--- Material provided ---
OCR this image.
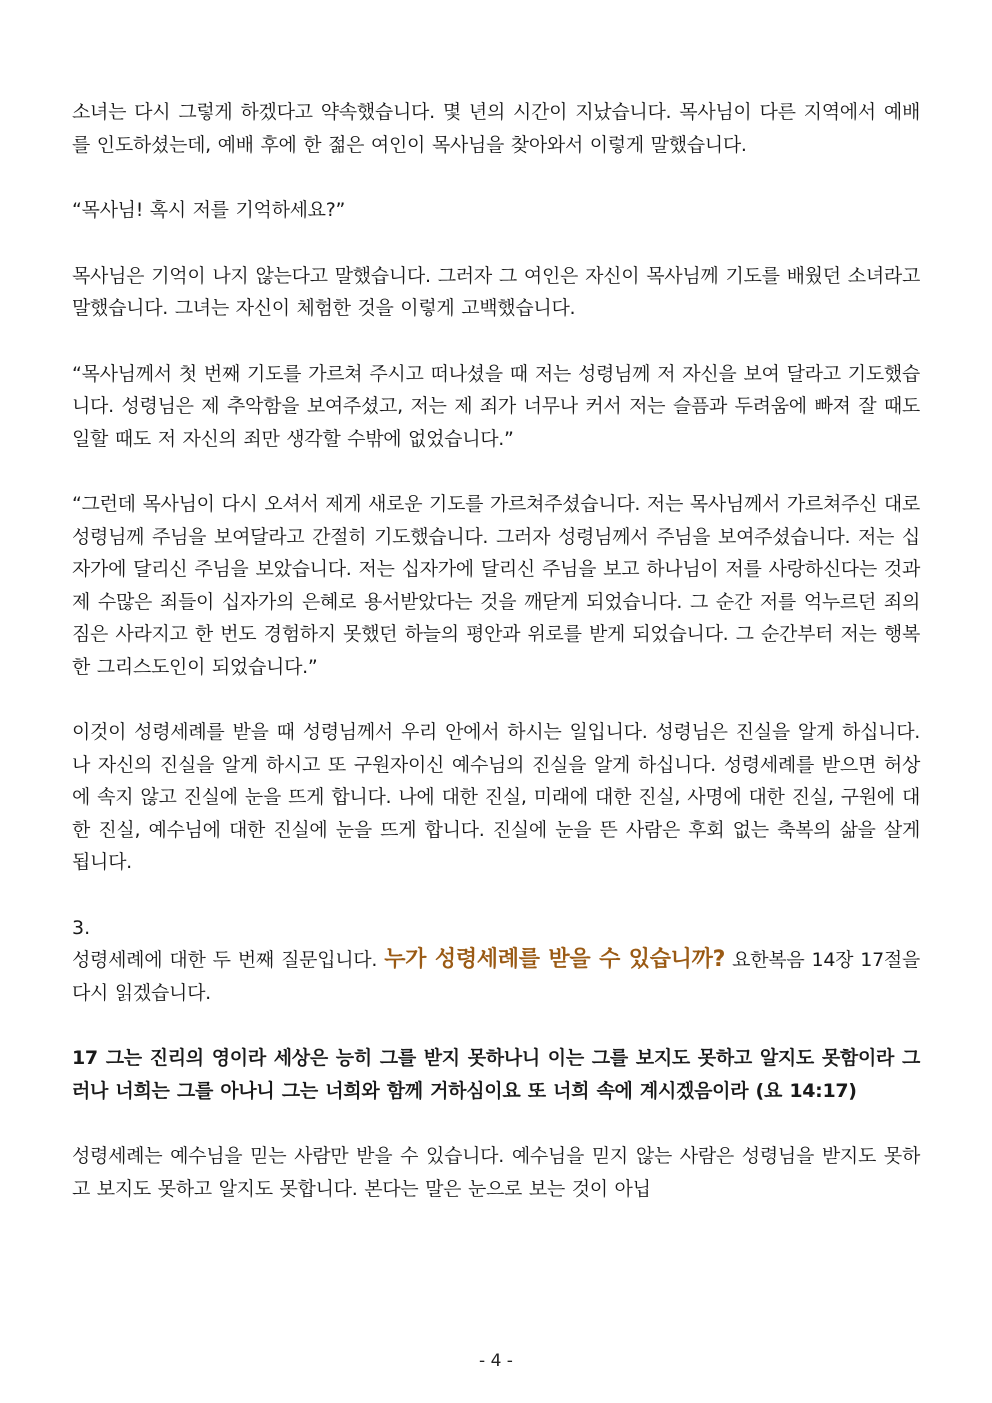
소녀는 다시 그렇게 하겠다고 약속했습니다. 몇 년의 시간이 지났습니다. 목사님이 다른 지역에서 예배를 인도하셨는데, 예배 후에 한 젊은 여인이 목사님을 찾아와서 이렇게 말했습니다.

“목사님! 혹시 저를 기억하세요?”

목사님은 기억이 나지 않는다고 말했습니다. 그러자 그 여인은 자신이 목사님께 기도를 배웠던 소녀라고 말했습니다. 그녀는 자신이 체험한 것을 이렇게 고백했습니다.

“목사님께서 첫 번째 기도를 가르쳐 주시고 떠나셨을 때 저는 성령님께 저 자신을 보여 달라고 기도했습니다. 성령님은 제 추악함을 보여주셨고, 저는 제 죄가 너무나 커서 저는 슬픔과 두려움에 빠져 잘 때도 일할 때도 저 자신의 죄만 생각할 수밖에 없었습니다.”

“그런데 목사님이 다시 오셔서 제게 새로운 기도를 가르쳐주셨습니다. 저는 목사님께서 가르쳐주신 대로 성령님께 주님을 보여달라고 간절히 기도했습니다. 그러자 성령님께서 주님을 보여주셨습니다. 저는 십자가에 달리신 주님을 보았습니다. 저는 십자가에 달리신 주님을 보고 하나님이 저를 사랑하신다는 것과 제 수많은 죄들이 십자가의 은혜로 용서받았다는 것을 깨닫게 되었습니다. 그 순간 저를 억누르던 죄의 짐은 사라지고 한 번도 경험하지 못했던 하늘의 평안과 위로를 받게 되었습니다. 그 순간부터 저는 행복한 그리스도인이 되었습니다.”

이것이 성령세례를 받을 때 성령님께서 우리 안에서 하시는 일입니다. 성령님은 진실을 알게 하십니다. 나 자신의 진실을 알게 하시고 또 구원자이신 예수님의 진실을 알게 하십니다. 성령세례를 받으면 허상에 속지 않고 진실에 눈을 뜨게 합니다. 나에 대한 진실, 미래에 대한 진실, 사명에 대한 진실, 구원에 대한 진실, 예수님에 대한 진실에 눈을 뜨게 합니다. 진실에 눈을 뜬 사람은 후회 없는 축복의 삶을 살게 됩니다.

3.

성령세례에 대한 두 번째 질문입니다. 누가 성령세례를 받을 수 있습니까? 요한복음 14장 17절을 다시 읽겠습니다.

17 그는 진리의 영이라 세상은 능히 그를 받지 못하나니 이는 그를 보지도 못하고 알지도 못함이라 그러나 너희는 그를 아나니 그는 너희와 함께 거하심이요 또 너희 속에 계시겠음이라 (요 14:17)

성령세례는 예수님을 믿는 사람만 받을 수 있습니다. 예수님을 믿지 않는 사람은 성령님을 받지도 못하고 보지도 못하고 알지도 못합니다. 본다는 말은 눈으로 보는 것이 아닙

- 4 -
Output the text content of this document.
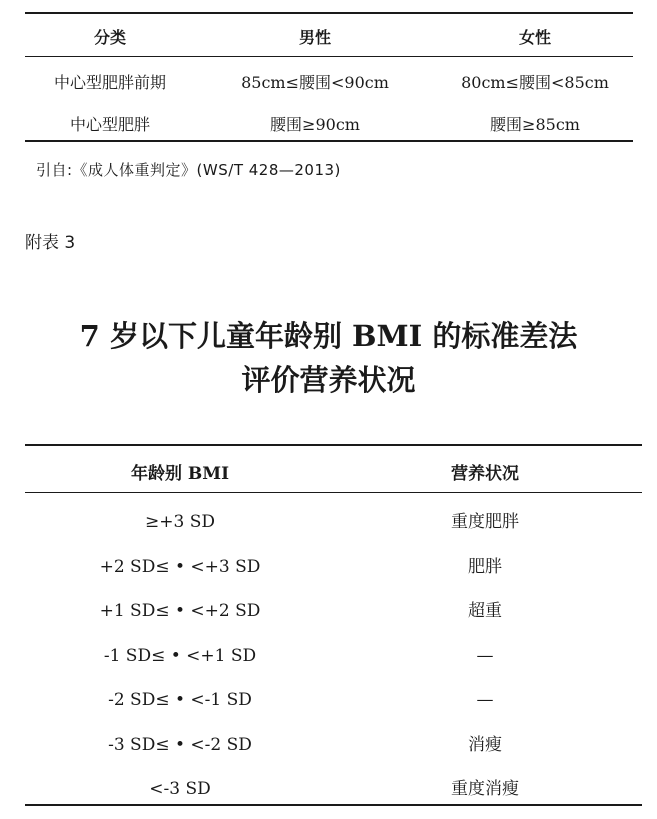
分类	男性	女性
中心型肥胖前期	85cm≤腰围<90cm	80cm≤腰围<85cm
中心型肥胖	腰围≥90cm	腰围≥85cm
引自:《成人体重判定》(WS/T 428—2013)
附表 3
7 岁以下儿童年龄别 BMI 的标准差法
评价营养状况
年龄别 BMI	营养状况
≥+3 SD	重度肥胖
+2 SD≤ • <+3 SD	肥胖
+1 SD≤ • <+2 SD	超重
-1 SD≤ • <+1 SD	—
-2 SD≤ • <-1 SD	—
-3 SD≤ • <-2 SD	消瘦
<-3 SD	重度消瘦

--- Exercise task ---
Each line from the one that contains "Output the text content of this document." to the end of the listing must be quoted exactly; no other line and no picture belongs in the copy.

--- The completed task ---
Output the text content of this document.
分类	男性	女性
中心型肥胖前期	85cm≤腰围<90cm	80cm≤腰围<85cm
中心型肥胖	腰围≥90cm	腰围≥85cm
引自:《成人体重判定》(WS/T 428—2013)
附表 3
7 岁以下儿童年龄别 BMI 的标准差法
评价营养状况
年龄别 BMI	营养状况
≥+3 SD	重度肥胖
+2 SD≤ • <+3 SD	肥胖
+1 SD≤ • <+2 SD	超重
-1 SD≤ • <+1 SD	—
-2 SD≤ • <-1 SD	—
-3 SD≤ • <-2 SD	消瘦
<-3 SD	重度消瘦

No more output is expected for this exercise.